The wind howled through the 30 metre trees and I hoped they would not crash down on top of us. We stayed on the swings away from the trees. The rain chased us home. Graham, Jane and Ethan left for Edinburgh. We heard later that both the Tay Bridge and Forth Bridge were closed due to winds of 108 miles per hour.
That evening when Daniel and Kirsten were asleep I walked to the park, under blue skies and white clouds a big giant of a tree, lay on its side, branches spread out over the grass, roots in the air. I walked along a trail that was once a railway line, the silver birch trees shook violently as the wind continued its temper tantrum.
On Friday, the day after I arrived here from Canada, Clive and I walked around Edinburgh, under the tall arches of the trees in the Meadows. Past the University Library where we had both studied four decades ago. We mingled with the tourist chatting in French, German, Italian and Croatian on the castle esplanade. Strode down the mound past the stone columns of the art gallery, through Princes Street gardens to the restaurant under the crypt. I wondered what tales the curved stone roof could tell, what skeletons had been stored here in years gone by now filled with people eating soup, coffee, and cake.
Many things have changed since I was a girl growing up in Edinburgh. Now the streets are spotless, the food international and the shoppers multicultural. Back then the God of my father was a wrathful old man sitting on a cloud and now my Goddess is within and I love her fiercely.

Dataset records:
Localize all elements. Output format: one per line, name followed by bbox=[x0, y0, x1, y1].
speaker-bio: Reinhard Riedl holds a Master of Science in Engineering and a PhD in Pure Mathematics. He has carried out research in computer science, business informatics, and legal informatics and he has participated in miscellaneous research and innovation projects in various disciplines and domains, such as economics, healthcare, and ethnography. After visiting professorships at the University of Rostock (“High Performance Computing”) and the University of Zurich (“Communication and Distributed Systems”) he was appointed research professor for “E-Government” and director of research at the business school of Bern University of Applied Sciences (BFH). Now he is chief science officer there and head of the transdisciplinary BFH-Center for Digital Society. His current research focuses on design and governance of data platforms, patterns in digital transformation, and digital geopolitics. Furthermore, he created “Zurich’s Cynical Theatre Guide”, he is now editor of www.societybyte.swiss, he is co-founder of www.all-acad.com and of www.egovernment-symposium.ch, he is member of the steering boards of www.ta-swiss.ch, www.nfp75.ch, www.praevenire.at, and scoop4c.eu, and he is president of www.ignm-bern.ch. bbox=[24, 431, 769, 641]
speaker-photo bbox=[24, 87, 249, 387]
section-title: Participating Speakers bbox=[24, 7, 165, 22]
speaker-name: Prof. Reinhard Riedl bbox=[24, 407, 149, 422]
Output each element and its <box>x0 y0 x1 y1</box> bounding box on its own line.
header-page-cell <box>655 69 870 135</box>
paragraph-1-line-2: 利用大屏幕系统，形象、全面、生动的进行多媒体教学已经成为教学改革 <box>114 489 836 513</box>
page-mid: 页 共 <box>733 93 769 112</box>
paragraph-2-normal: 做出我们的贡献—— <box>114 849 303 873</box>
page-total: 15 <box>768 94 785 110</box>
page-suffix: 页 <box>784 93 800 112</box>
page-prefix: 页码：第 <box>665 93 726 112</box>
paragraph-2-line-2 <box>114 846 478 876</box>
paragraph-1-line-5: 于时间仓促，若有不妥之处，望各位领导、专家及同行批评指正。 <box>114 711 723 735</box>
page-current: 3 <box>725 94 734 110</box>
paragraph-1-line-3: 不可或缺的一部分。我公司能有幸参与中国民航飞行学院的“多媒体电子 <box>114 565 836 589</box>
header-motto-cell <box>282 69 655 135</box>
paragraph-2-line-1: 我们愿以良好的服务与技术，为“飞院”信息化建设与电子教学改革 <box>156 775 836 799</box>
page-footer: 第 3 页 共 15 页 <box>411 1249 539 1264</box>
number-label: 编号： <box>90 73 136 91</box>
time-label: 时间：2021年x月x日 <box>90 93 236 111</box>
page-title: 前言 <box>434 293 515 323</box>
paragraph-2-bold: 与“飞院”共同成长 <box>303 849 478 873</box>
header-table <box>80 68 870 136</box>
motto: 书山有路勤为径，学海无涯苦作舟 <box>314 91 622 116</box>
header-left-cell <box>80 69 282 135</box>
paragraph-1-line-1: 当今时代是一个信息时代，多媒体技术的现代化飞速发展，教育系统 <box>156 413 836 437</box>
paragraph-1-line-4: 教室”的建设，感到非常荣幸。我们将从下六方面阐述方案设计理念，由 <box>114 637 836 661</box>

■ Required work
Could you extract the portion of the Edinburgh storm passage that begins at the words "That evening when" and stops after the words "its temper tantrum.", copying it word for word?

■ Right answer
That evening when Daniel and Kirsten were asleep I walked to the park, under blue skies and white clouds a big giant of a tree, lay on its side, branches spread out over the grass, roots in the air. I walked along a trail that was once a railway line, the silver birch trees shook violently as the wind continued its temper tantrum.